§ **Records provided**:

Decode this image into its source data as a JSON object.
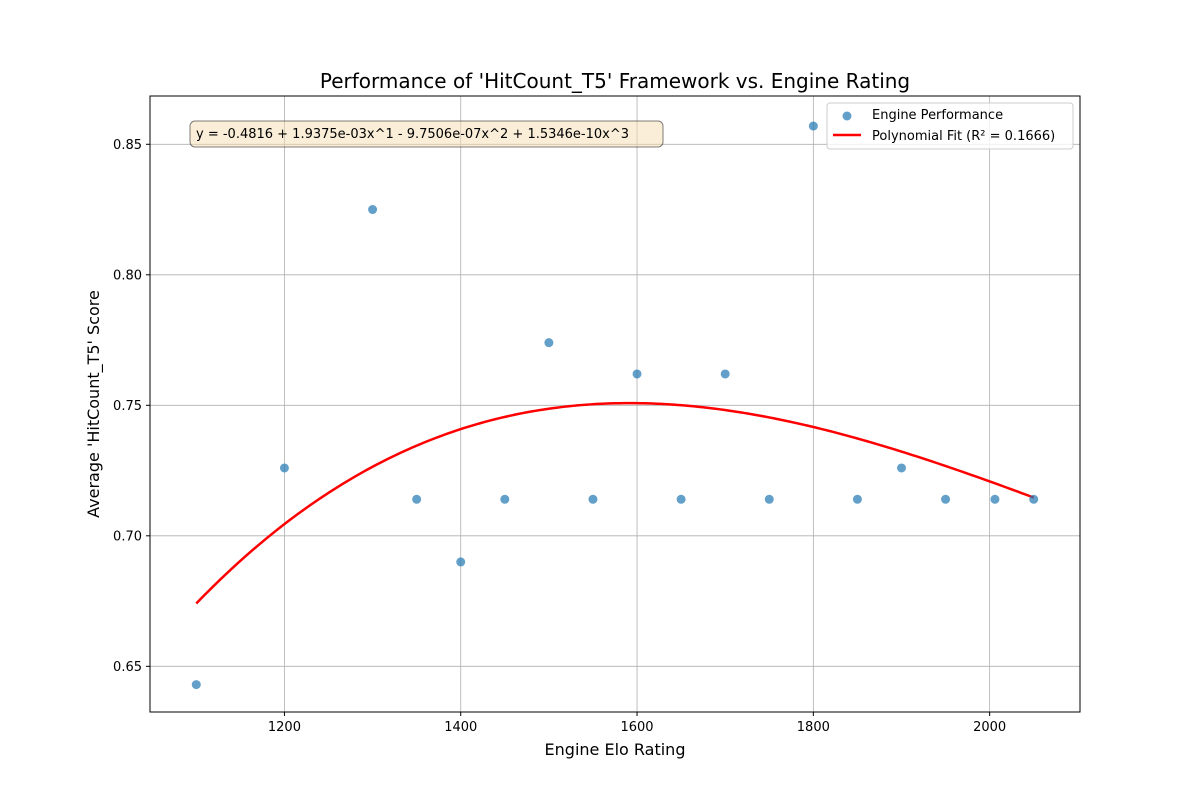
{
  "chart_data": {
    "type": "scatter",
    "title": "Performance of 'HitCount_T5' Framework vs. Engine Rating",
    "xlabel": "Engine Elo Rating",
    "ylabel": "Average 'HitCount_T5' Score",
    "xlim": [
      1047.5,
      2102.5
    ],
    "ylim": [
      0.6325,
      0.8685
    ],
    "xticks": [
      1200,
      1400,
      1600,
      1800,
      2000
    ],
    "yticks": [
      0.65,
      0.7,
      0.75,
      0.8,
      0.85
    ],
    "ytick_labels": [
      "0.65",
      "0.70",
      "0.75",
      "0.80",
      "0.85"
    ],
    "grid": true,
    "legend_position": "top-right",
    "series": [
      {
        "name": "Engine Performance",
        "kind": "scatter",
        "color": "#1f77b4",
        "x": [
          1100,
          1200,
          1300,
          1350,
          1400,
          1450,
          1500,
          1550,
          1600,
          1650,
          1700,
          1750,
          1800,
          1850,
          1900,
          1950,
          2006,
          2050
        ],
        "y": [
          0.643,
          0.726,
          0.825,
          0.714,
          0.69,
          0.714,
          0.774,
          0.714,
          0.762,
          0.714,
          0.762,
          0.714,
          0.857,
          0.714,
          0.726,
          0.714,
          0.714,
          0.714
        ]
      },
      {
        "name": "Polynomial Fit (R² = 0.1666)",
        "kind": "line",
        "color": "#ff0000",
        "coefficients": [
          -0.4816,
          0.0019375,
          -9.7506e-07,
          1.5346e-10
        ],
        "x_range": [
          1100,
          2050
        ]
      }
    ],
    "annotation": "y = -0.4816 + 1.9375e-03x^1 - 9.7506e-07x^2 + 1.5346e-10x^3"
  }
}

§ **Work instructions**: Write every record out again exactly; no pictures belong in the copy.

§ **Reply**:
Decode this image into its source data as a JSON object.
{
  "chart_data": {
    "type": "scatter",
    "title": "Performance of 'HitCount_T5' Framework vs. Engine Rating",
    "xlabel": "Engine Elo Rating",
    "ylabel": "Average 'HitCount_T5' Score",
    "xlim": [
      1047.5,
      2102.5
    ],
    "ylim": [
      0.6325,
      0.8685
    ],
    "xticks": [
      1200,
      1400,
      1600,
      1800,
      2000
    ],
    "yticks": [
      0.65,
      0.7,
      0.75,
      0.8,
      0.85
    ],
    "ytick_labels": [
      "0.65",
      "0.70",
      "0.75",
      "0.80",
      "0.85"
    ],
    "grid": true,
    "legend_position": "top-right",
    "series": [
      {
        "name": "Engine Performance",
        "kind": "scatter",
        "color": "#1f77b4",
        "x": [
          1100,
          1200,
          1300,
          1350,
          1400,
          1450,
          1500,
          1550,
          1600,
          1650,
          1700,
          1750,
          1800,
          1850,
          1900,
          1950,
          2006,
          2050
        ],
        "y": [
          0.643,
          0.726,
          0.825,
          0.714,
          0.69,
          0.714,
          0.774,
          0.714,
          0.762,
          0.714,
          0.762,
          0.714,
          0.857,
          0.714,
          0.726,
          0.714,
          0.714,
          0.714
        ]
      },
      {
        "name": "Polynomial Fit (R² = 0.1666)",
        "kind": "line",
        "color": "#ff0000",
        "coefficients": [
          -0.4816,
          0.0019375,
          -9.7506e-07,
          1.5346e-10
        ],
        "x_range": [
          1100,
          2050
        ]
      }
    ],
    "annotation": "y = -0.4816 + 1.9375e-03x^1 - 9.7506e-07x^2 + 1.5346e-10x^3"
  }
}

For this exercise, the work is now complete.